===== Entries provided =====

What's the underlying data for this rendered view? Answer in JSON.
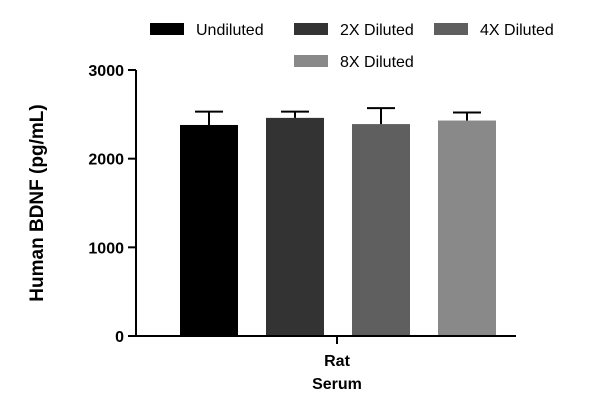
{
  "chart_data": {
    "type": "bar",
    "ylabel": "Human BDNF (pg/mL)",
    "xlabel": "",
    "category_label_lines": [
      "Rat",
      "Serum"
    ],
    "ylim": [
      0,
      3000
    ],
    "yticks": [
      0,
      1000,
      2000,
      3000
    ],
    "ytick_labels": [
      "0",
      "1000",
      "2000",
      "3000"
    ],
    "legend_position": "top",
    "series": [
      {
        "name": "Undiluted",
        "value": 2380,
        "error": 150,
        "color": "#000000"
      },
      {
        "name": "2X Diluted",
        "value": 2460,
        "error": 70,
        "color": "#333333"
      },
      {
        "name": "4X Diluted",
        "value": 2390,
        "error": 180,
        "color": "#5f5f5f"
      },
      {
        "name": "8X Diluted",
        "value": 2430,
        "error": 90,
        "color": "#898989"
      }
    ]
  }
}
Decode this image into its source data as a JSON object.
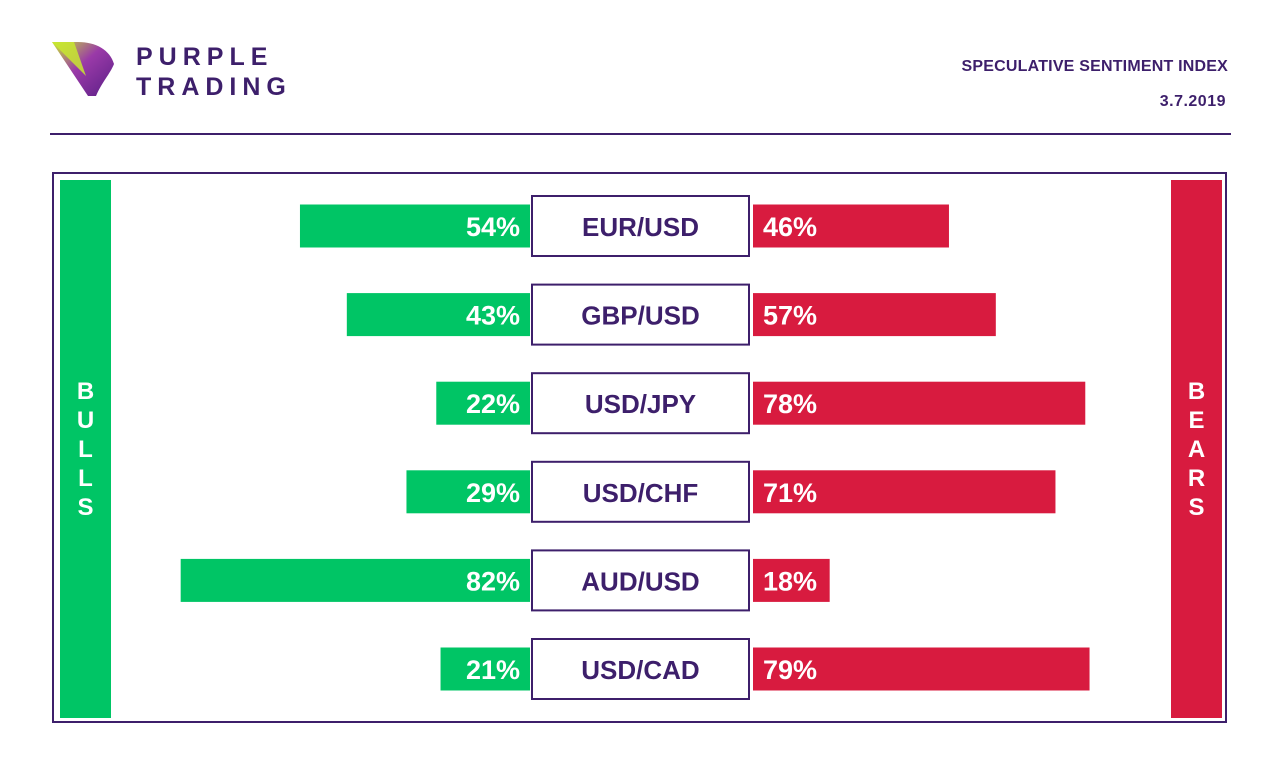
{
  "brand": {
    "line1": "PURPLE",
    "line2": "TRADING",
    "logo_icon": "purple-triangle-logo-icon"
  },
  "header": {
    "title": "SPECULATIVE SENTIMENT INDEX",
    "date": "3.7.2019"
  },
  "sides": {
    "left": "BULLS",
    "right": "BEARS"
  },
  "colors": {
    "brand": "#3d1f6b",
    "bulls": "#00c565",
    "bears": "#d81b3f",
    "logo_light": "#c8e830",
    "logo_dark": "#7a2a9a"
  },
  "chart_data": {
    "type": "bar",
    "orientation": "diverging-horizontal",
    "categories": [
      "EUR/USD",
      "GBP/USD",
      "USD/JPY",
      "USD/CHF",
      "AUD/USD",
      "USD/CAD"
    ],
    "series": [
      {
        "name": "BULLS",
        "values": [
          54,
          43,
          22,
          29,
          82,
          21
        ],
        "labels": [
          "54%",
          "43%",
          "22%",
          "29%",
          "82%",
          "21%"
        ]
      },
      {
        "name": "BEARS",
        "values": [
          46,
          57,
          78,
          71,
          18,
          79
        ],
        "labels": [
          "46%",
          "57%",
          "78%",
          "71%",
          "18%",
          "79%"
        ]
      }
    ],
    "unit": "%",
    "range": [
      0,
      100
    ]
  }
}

=====
===== Entries provided =====

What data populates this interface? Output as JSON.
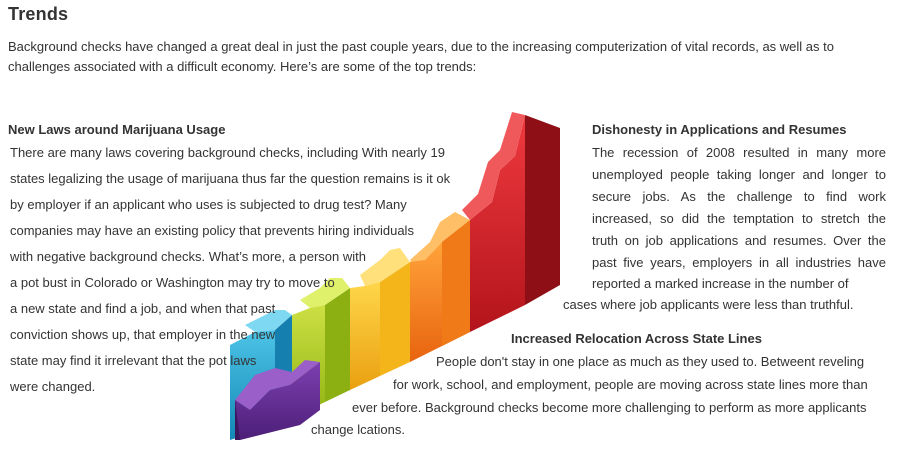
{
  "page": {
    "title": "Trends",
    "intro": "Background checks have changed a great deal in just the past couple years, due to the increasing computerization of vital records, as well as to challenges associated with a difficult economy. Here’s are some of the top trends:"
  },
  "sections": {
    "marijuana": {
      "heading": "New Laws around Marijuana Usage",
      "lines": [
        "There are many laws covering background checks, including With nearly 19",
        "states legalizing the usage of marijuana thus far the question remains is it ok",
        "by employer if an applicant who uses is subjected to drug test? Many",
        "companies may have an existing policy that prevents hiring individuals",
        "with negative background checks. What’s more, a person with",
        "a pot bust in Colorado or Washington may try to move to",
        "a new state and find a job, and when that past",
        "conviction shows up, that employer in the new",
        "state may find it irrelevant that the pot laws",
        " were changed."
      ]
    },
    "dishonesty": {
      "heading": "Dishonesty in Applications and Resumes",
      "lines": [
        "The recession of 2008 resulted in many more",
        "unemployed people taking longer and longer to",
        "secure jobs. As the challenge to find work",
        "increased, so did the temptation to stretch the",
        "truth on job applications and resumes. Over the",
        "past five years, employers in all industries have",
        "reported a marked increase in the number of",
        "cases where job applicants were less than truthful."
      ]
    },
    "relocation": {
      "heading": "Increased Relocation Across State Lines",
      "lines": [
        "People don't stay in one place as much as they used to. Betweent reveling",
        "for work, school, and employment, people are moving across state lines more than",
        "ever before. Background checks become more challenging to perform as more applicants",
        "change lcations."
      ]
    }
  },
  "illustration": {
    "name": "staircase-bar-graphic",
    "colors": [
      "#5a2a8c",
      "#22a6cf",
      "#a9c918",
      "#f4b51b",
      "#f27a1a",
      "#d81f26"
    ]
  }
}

=====

> Description of the task: Which lines contain "that"? Copy each of them out.

> Exercise output:
        "companies may have an existing policy that prevents hiring individuals",
        "a new state and find a job, and when that past",
        "conviction shows up, that employer in the new",
        "state may find it irrelevant that the pot laws",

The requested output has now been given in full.